Exercise data.

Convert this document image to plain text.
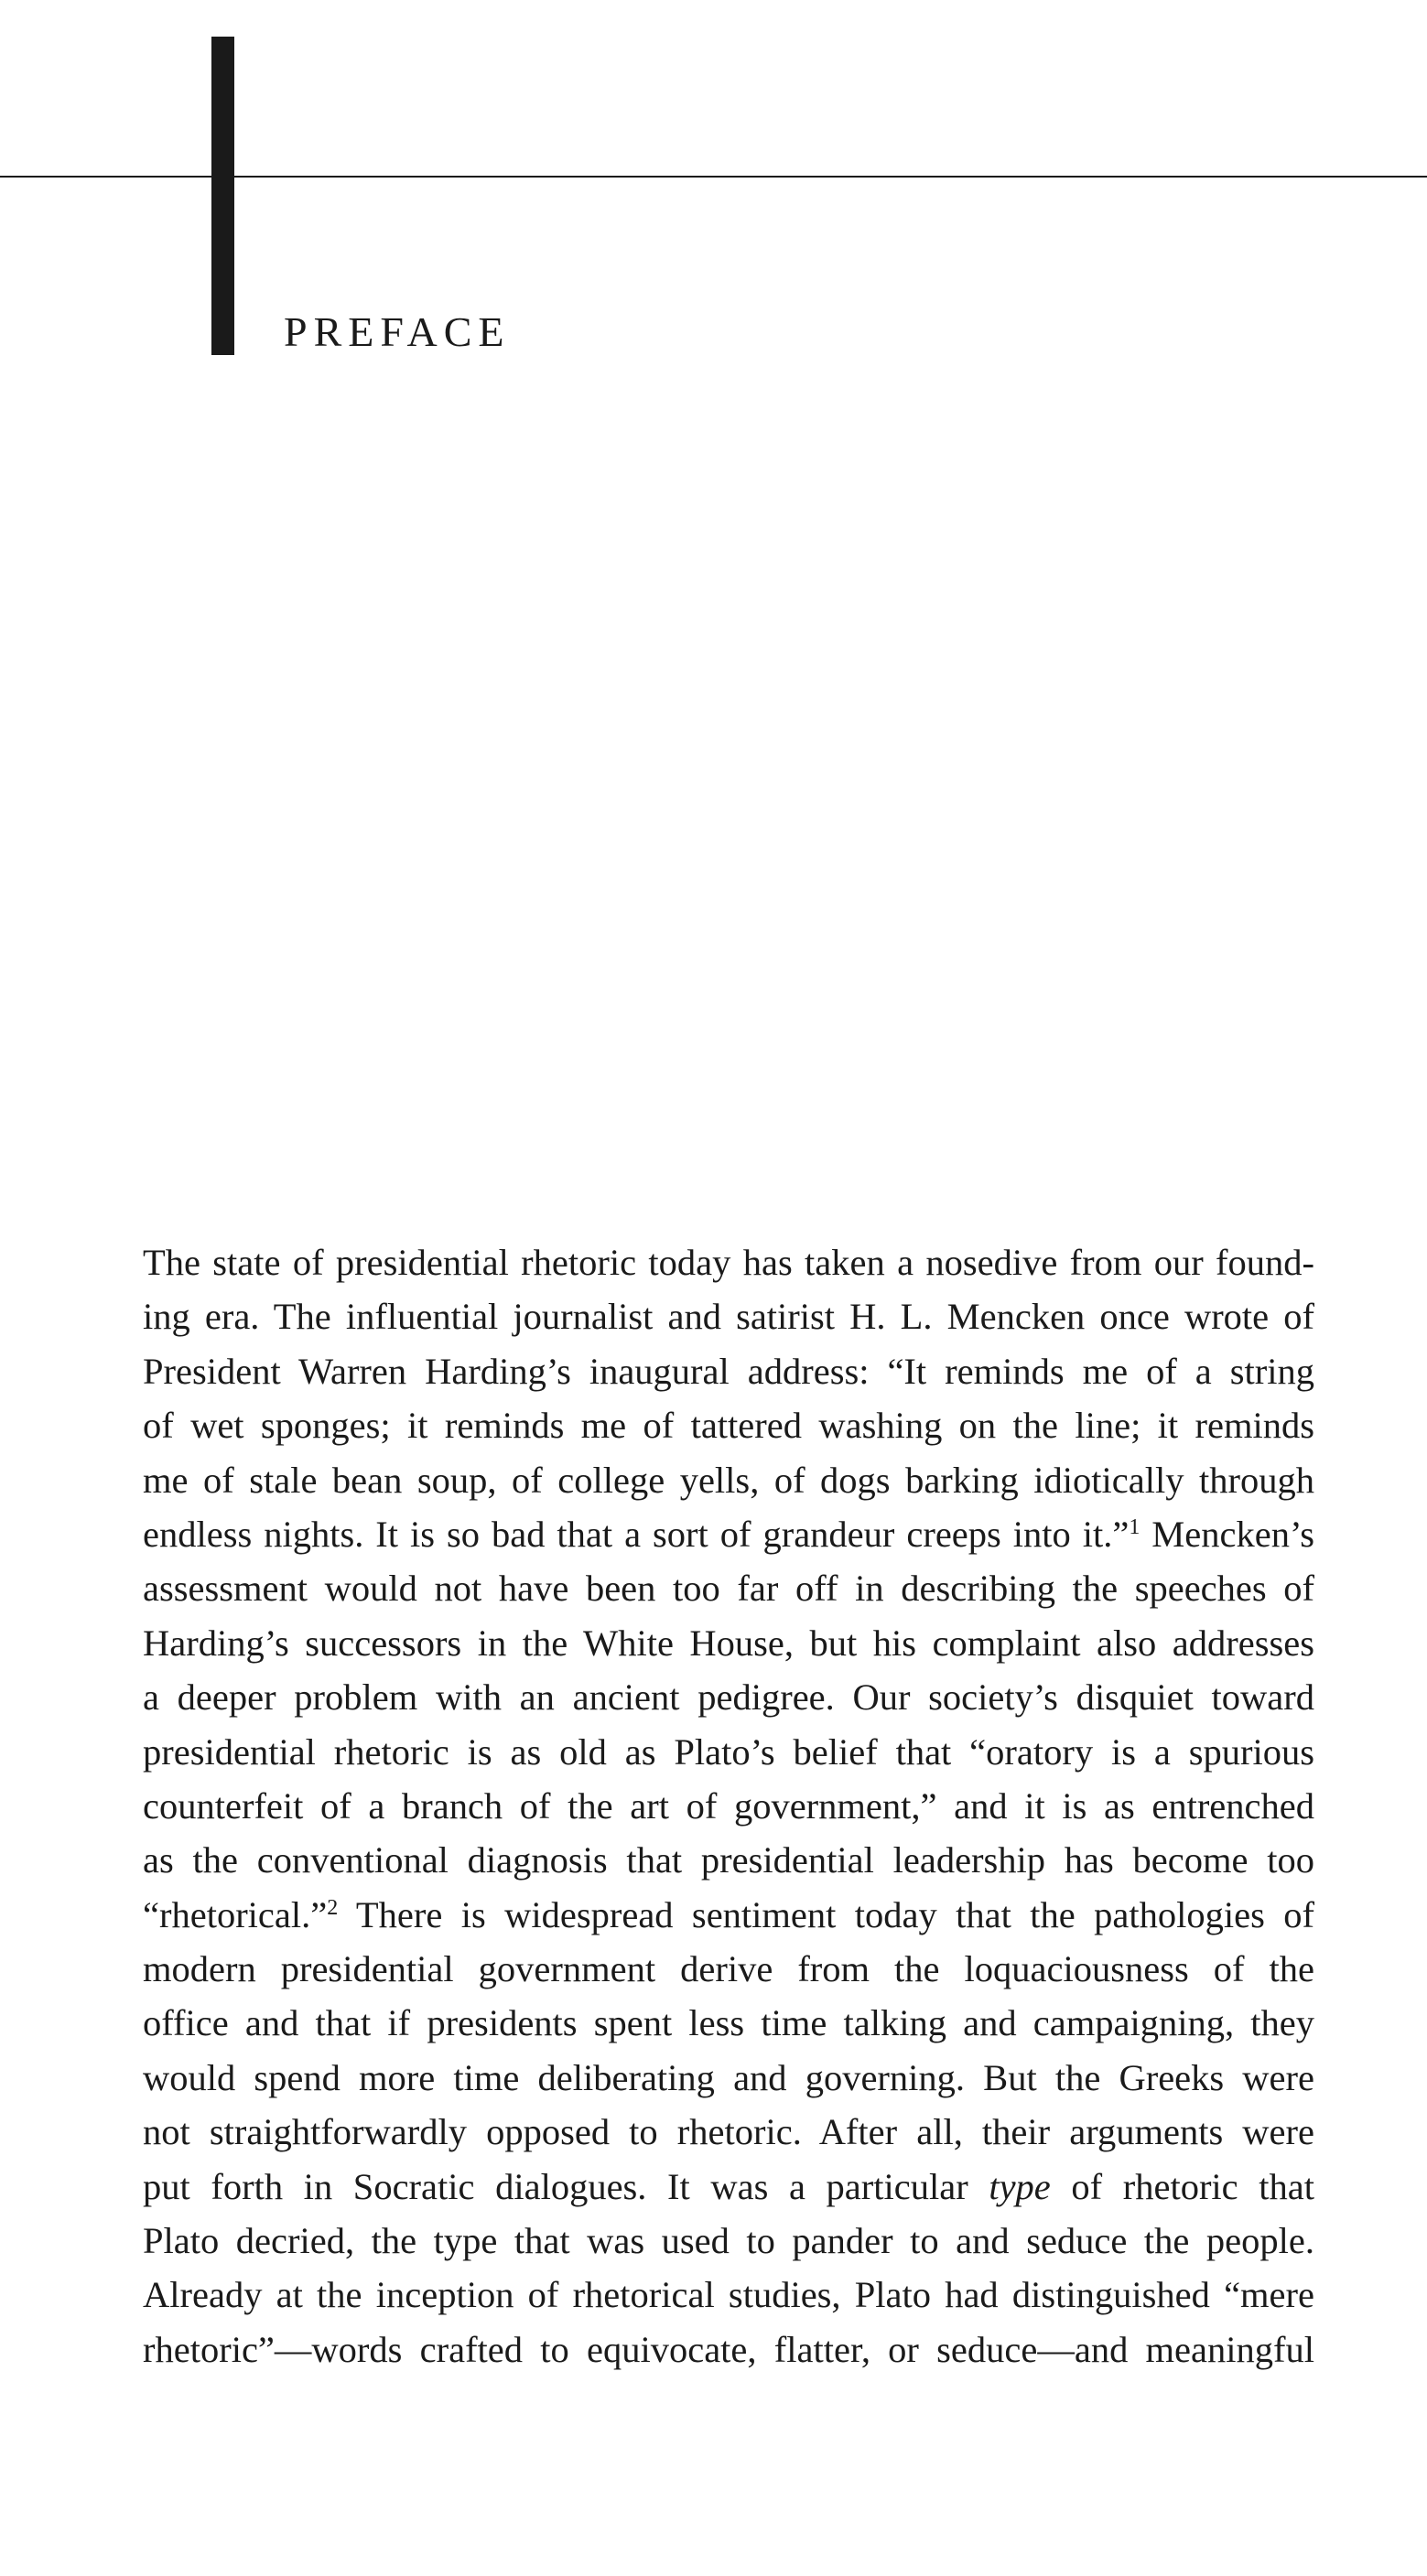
PREFACE
The state of presidential rhetoric today has taken a nosedive from our found-
ing era. The influential journalist and satirist H. L. Mencken once wrote of
President Warren Harding’s inaugural address: “It reminds me of a string
of wet sponges; it reminds me of tattered washing on the line; it reminds
me of stale bean soup, of college yells, of dogs barking idiotically through
endless nights. It is so bad that a sort of grandeur creeps into it.”$^1$ Mencken’s
assessment would not have been too far off in describing the speeches of
Harding’s successors in the White House, but his complaint also addresses
a deeper problem with an ancient pedigree. Our society’s disquiet toward
presidential rhetoric is as old as Plato’s belief that “oratory is a spurious
counterfeit of a branch of the art of government,” and it is as entrenched
as the conventional diagnosis that presidential leadership has become too
“rhetorical.”$^2$ There is widespread sentiment today that the pathologies of
modern presidential government derive from the loquaciousness of the
office and that if presidents spent less time talking and campaigning, they
would spend more time deliberating and governing. But the Greeks were
not straightforwardly opposed to rhetoric. After all, their arguments were
put forth in Socratic dialogues. It was a particular type of rhetoric that
Plato decried, the type that was used to pander to and seduce the people.
Already at the inception of rhetorical studies, Plato had distinguished “mere
rhetoric”—words crafted to equivocate, flatter, or seduce—and meaningful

What the task asks. Reproduce each line exactly as it appears, omitting the pictures.

Full solution.
Convert this document image to plain text.
PREFACE
The state of presidential rhetoric today has taken a nosedive from our found-
ing era. The influential journalist and satirist H. L. Mencken once wrote of
President Warren Harding’s inaugural address: “It reminds me of a string
of wet sponges; it reminds me of tattered washing on the line; it reminds
me of stale bean soup, of college yells, of dogs barking idiotically through
endless nights. It is so bad that a sort of grandeur creeps into it.”$^1$ Mencken’s
assessment would not have been too far off in describing the speeches of
Harding’s successors in the White House, but his complaint also addresses
a deeper problem with an ancient pedigree. Our society’s disquiet toward
presidential rhetoric is as old as Plato’s belief that “oratory is a spurious
counterfeit of a branch of the art of government,” and it is as entrenched
as the conventional diagnosis that presidential leadership has become too
“rhetorical.”$^2$ There is widespread sentiment today that the pathologies of
modern presidential government derive from the loquaciousness of the
office and that if presidents spent less time talking and campaigning, they
would spend more time deliberating and governing. But the Greeks were
not straightforwardly opposed to rhetoric. After all, their arguments were
put forth in Socratic dialogues. It was a particular type of rhetoric that
Plato decried, the type that was used to pander to and seduce the people.
Already at the inception of rhetorical studies, Plato had distinguished “mere
rhetoric”—words crafted to equivocate, flatter, or seduce—and meaningful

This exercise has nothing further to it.